### Instructions to follow:
Look through the material below. Copy every line with the string "填写食品经营许可证" in it.
--- start ---
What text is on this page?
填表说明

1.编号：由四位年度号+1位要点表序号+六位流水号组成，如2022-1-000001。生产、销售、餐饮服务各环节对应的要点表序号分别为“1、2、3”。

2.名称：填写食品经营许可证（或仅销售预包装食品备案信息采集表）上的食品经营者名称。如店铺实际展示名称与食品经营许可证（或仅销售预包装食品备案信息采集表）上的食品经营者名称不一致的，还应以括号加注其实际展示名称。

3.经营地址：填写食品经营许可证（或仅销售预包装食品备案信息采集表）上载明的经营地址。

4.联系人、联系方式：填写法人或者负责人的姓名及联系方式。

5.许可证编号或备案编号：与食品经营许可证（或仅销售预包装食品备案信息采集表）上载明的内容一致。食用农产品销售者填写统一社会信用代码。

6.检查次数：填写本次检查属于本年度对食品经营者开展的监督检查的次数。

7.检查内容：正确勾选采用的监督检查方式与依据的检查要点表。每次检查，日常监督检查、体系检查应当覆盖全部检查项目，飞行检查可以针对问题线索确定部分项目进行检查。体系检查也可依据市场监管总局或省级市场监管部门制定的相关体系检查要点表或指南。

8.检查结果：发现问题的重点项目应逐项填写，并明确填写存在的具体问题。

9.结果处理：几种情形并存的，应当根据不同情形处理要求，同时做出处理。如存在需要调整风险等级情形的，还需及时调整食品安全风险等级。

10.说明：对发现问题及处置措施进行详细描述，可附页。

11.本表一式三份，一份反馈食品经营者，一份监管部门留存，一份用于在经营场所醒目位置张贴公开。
--- end ---
### Solution:
2.名称：填写食品经营许可证（或仅销售预包装食品备案信息采集表）上的食品经营者名称。如店铺实际展示名称与食品经营许可证（或仅销售预包装食品备案信息采集表）上的食品经营者名称不一致的，还应以括号加注其实际展示名称。
3.经营地址：填写食品经营许可证（或仅销售预包装食品备案信息采集表）上载明的经营地址。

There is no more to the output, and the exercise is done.